◆ EXERCISE
Repeat all of the material exactly as given.

◆ RAW DATA
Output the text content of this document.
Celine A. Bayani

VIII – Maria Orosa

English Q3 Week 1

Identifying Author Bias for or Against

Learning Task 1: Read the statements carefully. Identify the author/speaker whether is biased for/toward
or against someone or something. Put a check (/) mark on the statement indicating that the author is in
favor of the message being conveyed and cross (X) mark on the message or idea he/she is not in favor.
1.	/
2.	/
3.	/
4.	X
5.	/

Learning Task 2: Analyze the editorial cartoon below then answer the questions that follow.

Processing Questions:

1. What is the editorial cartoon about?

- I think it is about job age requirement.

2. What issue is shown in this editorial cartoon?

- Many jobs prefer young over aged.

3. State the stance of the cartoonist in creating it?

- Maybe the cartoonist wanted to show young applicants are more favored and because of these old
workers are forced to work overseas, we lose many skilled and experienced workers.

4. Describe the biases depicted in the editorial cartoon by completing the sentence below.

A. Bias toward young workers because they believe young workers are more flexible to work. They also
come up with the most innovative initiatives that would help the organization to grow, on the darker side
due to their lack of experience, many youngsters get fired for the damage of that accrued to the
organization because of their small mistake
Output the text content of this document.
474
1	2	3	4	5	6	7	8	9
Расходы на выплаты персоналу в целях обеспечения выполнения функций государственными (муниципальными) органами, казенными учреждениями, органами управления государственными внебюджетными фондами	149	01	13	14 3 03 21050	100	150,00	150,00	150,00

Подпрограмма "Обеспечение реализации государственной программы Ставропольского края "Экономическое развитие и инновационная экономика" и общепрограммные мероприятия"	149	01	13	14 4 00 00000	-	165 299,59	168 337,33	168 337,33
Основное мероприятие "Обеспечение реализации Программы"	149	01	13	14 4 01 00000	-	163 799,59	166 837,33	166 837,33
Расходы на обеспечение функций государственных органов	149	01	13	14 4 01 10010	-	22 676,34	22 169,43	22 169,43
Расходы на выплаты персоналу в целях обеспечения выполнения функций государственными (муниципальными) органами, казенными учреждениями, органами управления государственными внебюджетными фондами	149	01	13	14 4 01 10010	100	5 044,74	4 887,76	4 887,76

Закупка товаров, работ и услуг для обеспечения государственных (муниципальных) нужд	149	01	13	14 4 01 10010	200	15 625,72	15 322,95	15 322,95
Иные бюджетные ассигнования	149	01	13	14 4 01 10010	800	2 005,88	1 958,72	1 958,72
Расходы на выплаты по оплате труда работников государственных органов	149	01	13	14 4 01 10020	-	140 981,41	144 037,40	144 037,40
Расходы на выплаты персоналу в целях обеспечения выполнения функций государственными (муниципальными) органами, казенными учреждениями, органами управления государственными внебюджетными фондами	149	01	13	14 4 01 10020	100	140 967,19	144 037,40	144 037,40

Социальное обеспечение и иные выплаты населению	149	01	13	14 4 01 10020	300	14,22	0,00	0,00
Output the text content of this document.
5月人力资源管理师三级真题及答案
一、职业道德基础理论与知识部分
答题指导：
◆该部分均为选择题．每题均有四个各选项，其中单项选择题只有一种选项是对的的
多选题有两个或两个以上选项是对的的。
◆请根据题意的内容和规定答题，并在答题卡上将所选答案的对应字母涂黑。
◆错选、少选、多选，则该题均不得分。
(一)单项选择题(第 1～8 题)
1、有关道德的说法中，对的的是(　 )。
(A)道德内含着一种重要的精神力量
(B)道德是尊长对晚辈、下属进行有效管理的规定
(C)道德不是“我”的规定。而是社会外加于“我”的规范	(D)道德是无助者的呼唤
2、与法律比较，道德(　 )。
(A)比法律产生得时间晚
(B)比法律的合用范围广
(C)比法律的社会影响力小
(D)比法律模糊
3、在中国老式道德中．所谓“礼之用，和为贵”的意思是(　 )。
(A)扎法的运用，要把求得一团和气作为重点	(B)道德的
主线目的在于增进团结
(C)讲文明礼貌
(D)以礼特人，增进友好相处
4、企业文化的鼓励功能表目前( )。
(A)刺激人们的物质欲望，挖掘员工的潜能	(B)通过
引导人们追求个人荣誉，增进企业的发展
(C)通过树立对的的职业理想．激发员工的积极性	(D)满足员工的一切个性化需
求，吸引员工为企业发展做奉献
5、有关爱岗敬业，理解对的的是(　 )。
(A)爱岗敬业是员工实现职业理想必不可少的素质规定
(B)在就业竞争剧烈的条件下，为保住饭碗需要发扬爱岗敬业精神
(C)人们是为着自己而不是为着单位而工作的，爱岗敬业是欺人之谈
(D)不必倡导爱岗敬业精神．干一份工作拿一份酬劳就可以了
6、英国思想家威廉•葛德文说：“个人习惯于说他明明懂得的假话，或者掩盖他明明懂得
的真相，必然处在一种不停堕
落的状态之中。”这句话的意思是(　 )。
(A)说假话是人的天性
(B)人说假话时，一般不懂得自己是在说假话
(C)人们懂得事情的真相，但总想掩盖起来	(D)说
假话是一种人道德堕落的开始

◆ SOLUTION TO THIS TASK
Output the text content of this document.
Celine A. Bayani

VIII – Maria Orosa

English Q3 Week 1

Identifying Author Bias for or Against

Learning Task 1: Read the statements carefully. Identify the author/speaker whether is biased for/toward
or against someone or something. Put a check (/) mark on the statement indicating that the author is in
favor of the message being conveyed and cross (X) mark on the message or idea he/she is not in favor.
1.	/
2.	/
3.	/
4.	X
5.	/

Learning Task 2: Analyze the editorial cartoon below then answer the questions that follow.

Processing Questions:

1. What is the editorial cartoon about?

- I think it is about job age requirement.

2. What issue is shown in this editorial cartoon?

- Many jobs prefer young over aged.

3. State the stance of the cartoonist in creating it?

- Maybe the cartoonist wanted to show young applicants are more favored and because of these old
workers are forced to work overseas, we lose many skilled and experienced workers.

4. Describe the biases depicted in the editorial cartoon by completing the sentence below.

A. Bias toward young workers because they believe young workers are more flexible to work. They also
come up with the most innovative initiatives that would help the organization to grow, on the darker side
due to their lack of experience, many youngsters get fired for the damage of that accrued to the
organization because of their small mistake
Output the text content of this document.
474
1	2	3	4	5	6	7	8	9
Расходы на выплаты персоналу в целях обеспечения выполнения функций государственными (муниципальными) органами, казенными учреждениями, органами управления государственными внебюджетными фондами	149	01	13	14 3 03 21050	100	150,00	150,00	150,00

Подпрограмма "Обеспечение реализации государственной программы Ставропольского края "Экономическое развитие и инновационная экономика" и общепрограммные мероприятия"	149	01	13	14 4 00 00000	-	165 299,59	168 337,33	168 337,33
Основное мероприятие "Обеспечение реализации Программы"	149	01	13	14 4 01 00000	-	163 799,59	166 837,33	166 837,33
Расходы на обеспечение функций государственных органов	149	01	13	14 4 01 10010	-	22 676,34	22 169,43	22 169,43
Расходы на выплаты персоналу в целях обеспечения выполнения функций государственными (муниципальными) органами, казенными учреждениями, органами управления государственными внебюджетными фондами	149	01	13	14 4 01 10010	100	5 044,74	4 887,76	4 887,76

Закупка товаров, работ и услуг для обеспечения государственных (муниципальных) нужд	149	01	13	14 4 01 10010	200	15 625,72	15 322,95	15 322,95
Иные бюджетные ассигнования	149	01	13	14 4 01 10010	800	2 005,88	1 958,72	1 958,72
Расходы на выплаты по оплате труда работников государственных органов	149	01	13	14 4 01 10020	-	140 981,41	144 037,40	144 037,40
Расходы на выплаты персоналу в целях обеспечения выполнения функций государственными (муниципальными) органами, казенными учреждениями, органами управления государственными внебюджетными фондами	149	01	13	14 4 01 10020	100	140 967,19	144 037,40	144 037,40

Социальное обеспечение и иные выплаты населению	149	01	13	14 4 01 10020	300	14,22	0,00	0,00
Output the text content of this document.
5月人力资源管理师三级真题及答案
一、职业道德基础理论与知识部分
答题指导：
◆该部分均为选择题．每题均有四个各选项，其中单项选择题只有一种选项是对的的
多选题有两个或两个以上选项是对的的。
◆请根据题意的内容和规定答题，并在答题卡上将所选答案的对应字母涂黑。
◆错选、少选、多选，则该题均不得分。
(一)单项选择题(第 1～8 题)
1、有关道德的说法中，对的的是(　 )。
(A)道德内含着一种重要的精神力量
(B)道德是尊长对晚辈、下属进行有效管理的规定
(C)道德不是“我”的规定。而是社会外加于“我”的规范	(D)道德是无助者的呼唤
2、与法律比较，道德(　 )。
(A)比法律产生得时间晚
(B)比法律的合用范围广
(C)比法律的社会影响力小
(D)比法律模糊
3、在中国老式道德中．所谓“礼之用，和为贵”的意思是(　 )。
(A)扎法的运用，要把求得一团和气作为重点	(B)道德的
主线目的在于增进团结
(C)讲文明礼貌
(D)以礼特人，增进友好相处
4、企业文化的鼓励功能表目前( )。
(A)刺激人们的物质欲望，挖掘员工的潜能	(B)通过
引导人们追求个人荣誉，增进企业的发展
(C)通过树立对的的职业理想．激发员工的积极性	(D)满足员工的一切个性化需
求，吸引员工为企业发展做奉献
5、有关爱岗敬业，理解对的的是(　 )。
(A)爱岗敬业是员工实现职业理想必不可少的素质规定
(B)在就业竞争剧烈的条件下，为保住饭碗需要发扬爱岗敬业精神
(C)人们是为着自己而不是为着单位而工作的，爱岗敬业是欺人之谈
(D)不必倡导爱岗敬业精神．干一份工作拿一份酬劳就可以了
6、英国思想家威廉•葛德文说：“个人习惯于说他明明懂得的假话，或者掩盖他明明懂得
的真相，必然处在一种不停堕
落的状态之中。”这句话的意思是(　 )。
(A)说假话是人的天性
(B)人说假话时，一般不懂得自己是在说假话
(C)人们懂得事情的真相，但总想掩盖起来	(D)说
假话是一种人道德堕落的开始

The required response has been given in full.